## What you are asked to do
Give only the number of lines in the data that include the string "Civil".

## Data lines

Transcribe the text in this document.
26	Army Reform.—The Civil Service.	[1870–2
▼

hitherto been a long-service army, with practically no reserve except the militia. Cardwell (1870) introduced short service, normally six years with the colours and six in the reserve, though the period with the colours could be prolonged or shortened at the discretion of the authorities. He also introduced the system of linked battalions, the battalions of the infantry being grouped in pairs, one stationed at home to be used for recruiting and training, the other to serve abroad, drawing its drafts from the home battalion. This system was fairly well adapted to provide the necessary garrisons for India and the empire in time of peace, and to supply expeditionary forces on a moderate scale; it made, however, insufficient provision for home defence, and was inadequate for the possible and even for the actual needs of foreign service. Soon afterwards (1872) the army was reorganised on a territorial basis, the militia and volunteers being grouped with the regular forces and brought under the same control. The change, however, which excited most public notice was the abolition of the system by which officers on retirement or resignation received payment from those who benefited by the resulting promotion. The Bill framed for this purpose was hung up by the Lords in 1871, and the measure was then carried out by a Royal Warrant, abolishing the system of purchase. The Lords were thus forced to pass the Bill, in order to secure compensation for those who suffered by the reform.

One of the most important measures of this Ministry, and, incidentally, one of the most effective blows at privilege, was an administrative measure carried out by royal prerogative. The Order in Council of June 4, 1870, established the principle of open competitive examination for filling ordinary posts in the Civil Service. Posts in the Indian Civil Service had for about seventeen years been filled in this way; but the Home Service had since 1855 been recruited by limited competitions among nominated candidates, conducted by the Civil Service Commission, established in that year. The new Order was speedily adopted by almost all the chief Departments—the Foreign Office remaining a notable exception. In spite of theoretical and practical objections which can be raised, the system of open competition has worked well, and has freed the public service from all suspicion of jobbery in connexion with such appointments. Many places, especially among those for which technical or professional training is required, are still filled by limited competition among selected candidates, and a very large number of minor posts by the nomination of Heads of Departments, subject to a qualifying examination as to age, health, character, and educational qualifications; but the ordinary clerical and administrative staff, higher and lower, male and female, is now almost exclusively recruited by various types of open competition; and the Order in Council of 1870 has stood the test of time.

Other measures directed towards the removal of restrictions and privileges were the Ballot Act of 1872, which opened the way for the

## Final result
2